### EXERCISE DESCRIPTION
In the interview with Phyllis Davidson below, where did she begin her career, and which companies did she support there?

### TEXT FOR ANALYSIS
In B2B Marketing: Tomorrow’s Best Practices Today, we feature expert interviews about the state of B2B Marketing and what the future holds. In this post, I interview Phyllis Davidson, Senior Research Director at Forrester.
Tell us about yourself?
I’m a mother, wife, dog and cat owner, science fiction aficionado and seasoned Silicon Valley marketer with a focus on content strategy and operations.
I joined SiriusDecisions/Forrester 4+ years ago and now spend my time on research and best practice analysis and development in support of our B2B clients.
Note: Follow Phyllis on Twitter: @PhyllisMusings
Tell us about your background in B2B marketing?
I started my career in Rochester, NY on the agency side, supporting Xerox and Kodak. I eventually made my way to Silicon Valley with roles in corporate and executive communications and demand marketing. My experience includes multiple start-ups in telecommunications and software, as well as stints at Hyperion Software and Oracle.
What’s a best practice that B2B marketers should move on from?
“The content plan must support a dynamic, omnichannel journey that enables the target audience to chart their own course.”
I assume you mean “move on from” in that it’s not actually a best practice anymore. We see a significant shift occurring in the way B2B organizations approach nurture in demand marketing.
While it’s well recognized that the days of dependence on executing programs that reflect a linear nurture path are gone, marketers are still figuring out what to do instead.
We help our clients view nurture through a multi-dimensional lens that takes into consideration multiple personas in a buying group, their knowledge needs, interaction and asset preferences, as well as marketing goals.
Ultimately, the content plan must support a dynamic, omnichannel journey that enables the target audience to chart their own course, including moving back and forth along that course in the quest to choose the right solution to meets their needs.
Tell us a best practice of tomorrow that B2B marketers should be doing today?
Here are two connected best practices to come: first, content atomization or modular content development, built on a foundation of metadata and taxonomy mastery will become the table stakes that enable AI and advanced content analytics.
Second, machine learning and AI will play a ubiquitous, significant and active role in every phase of the end-to-end content lifecycle. We have research and recommendations for both areas in our SiriusDecisions research portal.

### STORED DATA
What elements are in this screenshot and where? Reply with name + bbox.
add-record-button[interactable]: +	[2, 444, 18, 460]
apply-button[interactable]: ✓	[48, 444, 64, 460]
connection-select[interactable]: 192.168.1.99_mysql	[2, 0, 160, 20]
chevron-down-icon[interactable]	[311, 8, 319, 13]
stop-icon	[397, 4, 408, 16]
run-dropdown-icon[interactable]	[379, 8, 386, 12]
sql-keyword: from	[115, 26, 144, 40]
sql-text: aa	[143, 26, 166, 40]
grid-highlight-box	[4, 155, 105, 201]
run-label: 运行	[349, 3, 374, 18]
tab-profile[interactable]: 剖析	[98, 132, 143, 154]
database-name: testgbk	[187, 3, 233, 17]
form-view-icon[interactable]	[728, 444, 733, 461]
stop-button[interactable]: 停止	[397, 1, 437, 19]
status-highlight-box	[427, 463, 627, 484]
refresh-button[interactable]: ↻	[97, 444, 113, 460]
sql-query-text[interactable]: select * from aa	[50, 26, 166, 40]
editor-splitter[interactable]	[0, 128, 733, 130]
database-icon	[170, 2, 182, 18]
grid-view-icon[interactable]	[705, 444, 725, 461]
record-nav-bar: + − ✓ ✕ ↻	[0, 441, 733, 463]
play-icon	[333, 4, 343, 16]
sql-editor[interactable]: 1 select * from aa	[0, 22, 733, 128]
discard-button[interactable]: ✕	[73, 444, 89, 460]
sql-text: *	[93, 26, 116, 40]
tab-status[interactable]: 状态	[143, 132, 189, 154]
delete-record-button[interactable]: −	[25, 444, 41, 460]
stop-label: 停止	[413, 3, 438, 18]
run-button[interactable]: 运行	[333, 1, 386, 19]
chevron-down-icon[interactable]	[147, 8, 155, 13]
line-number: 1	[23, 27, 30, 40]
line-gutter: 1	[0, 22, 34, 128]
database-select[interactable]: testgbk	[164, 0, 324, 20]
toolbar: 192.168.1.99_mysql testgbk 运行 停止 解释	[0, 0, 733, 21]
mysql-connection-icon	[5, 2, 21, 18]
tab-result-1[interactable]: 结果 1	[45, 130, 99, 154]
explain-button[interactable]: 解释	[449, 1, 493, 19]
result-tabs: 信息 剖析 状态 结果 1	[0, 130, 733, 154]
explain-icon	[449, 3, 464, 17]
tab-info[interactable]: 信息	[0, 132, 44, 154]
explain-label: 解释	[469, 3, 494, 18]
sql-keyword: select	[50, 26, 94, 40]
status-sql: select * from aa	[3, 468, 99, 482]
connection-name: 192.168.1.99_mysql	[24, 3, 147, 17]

### OUTPUT
She began her career in Rochester, NY, on the agency side, supporting Xerox and Kodak.